→ **Instructions to follow**:
Establish how many lines in the material include the string "grade" and report it as a lone number.

Entries with figure data:

----------------------------------------

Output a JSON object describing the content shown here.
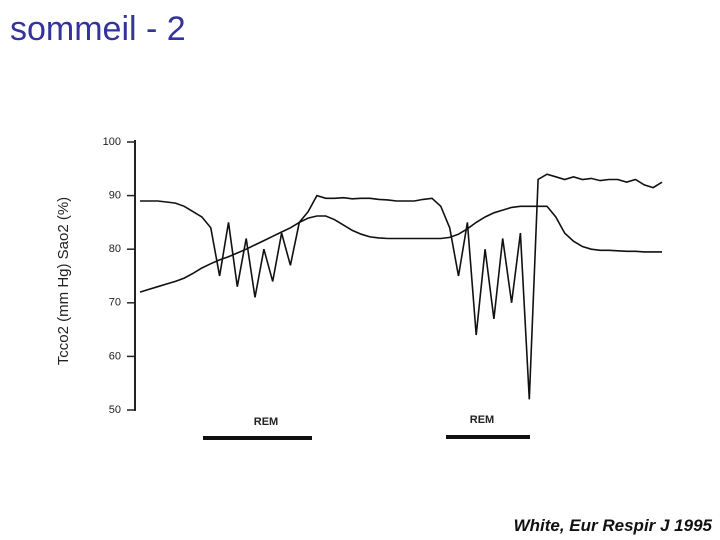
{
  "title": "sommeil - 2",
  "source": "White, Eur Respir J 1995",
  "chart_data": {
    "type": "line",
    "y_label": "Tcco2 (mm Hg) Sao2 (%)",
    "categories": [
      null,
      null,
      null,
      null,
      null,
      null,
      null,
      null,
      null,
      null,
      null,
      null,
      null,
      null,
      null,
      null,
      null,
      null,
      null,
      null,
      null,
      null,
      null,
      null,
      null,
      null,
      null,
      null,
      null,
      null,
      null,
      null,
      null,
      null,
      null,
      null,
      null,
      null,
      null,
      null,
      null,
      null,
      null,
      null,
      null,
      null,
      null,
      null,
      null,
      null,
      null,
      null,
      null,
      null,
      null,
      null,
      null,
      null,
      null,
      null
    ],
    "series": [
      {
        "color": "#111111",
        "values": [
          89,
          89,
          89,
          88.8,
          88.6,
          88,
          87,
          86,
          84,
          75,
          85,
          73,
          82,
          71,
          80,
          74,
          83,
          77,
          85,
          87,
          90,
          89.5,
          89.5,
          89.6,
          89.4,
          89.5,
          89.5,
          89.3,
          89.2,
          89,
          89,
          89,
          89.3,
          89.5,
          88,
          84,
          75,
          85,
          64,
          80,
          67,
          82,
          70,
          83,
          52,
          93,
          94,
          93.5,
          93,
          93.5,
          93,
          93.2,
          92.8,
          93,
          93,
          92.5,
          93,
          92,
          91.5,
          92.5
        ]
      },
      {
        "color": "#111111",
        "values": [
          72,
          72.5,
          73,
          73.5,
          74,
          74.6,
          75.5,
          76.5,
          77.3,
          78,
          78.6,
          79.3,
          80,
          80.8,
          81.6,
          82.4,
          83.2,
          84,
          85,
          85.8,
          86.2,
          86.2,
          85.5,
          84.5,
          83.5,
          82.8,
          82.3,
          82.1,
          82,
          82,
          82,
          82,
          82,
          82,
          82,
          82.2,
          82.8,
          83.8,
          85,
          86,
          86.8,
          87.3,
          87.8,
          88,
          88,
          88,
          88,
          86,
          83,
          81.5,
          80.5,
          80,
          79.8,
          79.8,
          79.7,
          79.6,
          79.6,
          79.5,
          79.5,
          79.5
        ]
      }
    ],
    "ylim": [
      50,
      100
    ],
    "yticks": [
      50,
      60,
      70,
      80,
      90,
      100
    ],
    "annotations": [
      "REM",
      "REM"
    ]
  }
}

----------------------------------------

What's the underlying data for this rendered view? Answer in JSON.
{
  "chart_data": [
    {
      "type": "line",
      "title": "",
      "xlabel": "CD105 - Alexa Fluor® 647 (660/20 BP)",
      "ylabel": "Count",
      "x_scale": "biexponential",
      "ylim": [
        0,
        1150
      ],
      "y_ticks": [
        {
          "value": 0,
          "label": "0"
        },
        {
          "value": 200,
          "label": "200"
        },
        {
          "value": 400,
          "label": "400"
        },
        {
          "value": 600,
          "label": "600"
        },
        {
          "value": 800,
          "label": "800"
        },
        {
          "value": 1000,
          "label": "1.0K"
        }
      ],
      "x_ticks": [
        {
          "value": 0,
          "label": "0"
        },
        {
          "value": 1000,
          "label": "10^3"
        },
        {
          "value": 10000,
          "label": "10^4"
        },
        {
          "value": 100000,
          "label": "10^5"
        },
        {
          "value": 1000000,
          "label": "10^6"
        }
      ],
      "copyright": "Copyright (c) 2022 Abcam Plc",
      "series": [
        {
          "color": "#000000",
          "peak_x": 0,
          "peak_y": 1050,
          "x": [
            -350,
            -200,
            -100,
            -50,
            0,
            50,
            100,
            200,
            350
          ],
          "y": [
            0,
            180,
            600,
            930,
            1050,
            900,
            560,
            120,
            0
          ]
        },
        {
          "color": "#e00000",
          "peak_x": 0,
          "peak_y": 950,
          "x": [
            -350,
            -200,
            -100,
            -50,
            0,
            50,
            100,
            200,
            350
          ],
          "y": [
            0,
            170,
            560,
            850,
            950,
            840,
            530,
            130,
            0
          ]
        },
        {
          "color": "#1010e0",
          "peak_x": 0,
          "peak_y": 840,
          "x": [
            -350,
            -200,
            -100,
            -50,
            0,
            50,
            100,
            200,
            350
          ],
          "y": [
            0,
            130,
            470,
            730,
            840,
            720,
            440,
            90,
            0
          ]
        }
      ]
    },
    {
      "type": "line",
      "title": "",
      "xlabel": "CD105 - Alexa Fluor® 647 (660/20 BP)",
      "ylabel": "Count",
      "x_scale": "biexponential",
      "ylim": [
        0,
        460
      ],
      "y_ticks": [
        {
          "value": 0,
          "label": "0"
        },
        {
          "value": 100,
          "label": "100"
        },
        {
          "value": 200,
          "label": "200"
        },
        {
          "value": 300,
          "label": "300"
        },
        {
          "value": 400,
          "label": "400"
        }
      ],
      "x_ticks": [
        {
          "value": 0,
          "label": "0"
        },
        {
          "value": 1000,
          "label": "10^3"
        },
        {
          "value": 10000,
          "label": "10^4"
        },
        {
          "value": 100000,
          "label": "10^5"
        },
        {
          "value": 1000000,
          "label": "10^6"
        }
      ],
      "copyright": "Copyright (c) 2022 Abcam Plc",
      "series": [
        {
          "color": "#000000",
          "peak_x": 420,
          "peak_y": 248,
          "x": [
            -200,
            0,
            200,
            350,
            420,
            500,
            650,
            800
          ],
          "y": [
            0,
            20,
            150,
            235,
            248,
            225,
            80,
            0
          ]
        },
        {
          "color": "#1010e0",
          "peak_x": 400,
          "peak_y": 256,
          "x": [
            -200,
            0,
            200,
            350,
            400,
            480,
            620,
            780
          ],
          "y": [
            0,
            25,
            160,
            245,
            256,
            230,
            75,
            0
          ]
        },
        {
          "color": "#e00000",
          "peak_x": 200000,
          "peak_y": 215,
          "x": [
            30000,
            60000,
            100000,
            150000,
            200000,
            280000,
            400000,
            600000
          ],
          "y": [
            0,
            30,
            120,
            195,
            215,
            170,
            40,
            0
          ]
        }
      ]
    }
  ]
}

----------------------------------------

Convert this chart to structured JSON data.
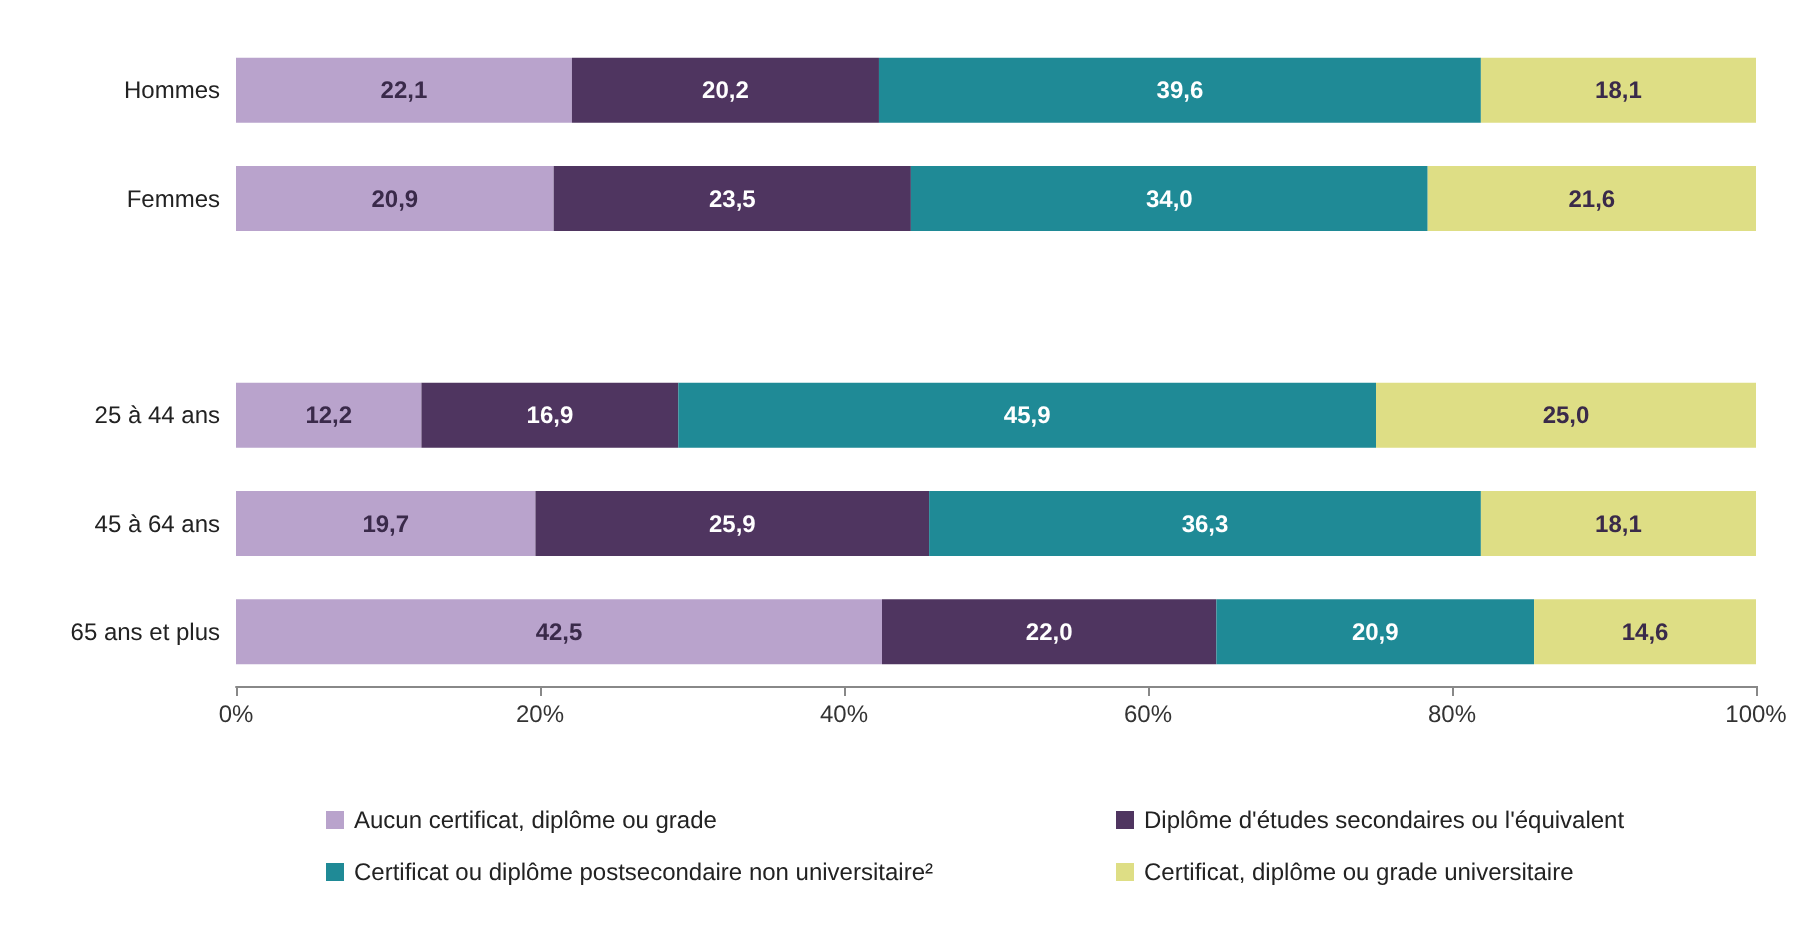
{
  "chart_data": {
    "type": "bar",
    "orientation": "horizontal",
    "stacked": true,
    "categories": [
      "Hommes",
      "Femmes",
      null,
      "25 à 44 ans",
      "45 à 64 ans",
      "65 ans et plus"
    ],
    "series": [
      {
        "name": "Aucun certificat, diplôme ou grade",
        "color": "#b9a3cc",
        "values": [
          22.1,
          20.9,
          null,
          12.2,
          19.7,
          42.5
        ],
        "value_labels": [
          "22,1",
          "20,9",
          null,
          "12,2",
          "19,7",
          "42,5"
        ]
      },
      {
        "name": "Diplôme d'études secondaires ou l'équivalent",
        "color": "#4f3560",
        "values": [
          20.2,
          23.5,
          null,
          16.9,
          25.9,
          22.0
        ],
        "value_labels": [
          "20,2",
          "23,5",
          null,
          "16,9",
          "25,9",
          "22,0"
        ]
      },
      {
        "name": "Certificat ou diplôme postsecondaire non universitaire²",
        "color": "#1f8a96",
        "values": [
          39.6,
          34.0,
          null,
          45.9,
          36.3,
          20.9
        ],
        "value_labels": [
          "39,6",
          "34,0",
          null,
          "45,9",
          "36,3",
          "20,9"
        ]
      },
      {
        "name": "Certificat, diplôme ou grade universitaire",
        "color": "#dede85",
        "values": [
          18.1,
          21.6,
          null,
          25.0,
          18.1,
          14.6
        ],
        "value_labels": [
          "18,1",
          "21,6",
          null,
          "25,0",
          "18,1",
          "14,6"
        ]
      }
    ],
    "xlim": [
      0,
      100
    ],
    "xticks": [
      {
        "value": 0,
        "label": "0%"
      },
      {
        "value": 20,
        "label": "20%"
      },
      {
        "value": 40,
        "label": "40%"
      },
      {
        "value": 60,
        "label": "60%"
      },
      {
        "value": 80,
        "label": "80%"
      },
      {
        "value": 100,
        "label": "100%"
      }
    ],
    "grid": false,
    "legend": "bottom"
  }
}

----------------------------------------

→ **Answer to this exercise**:
2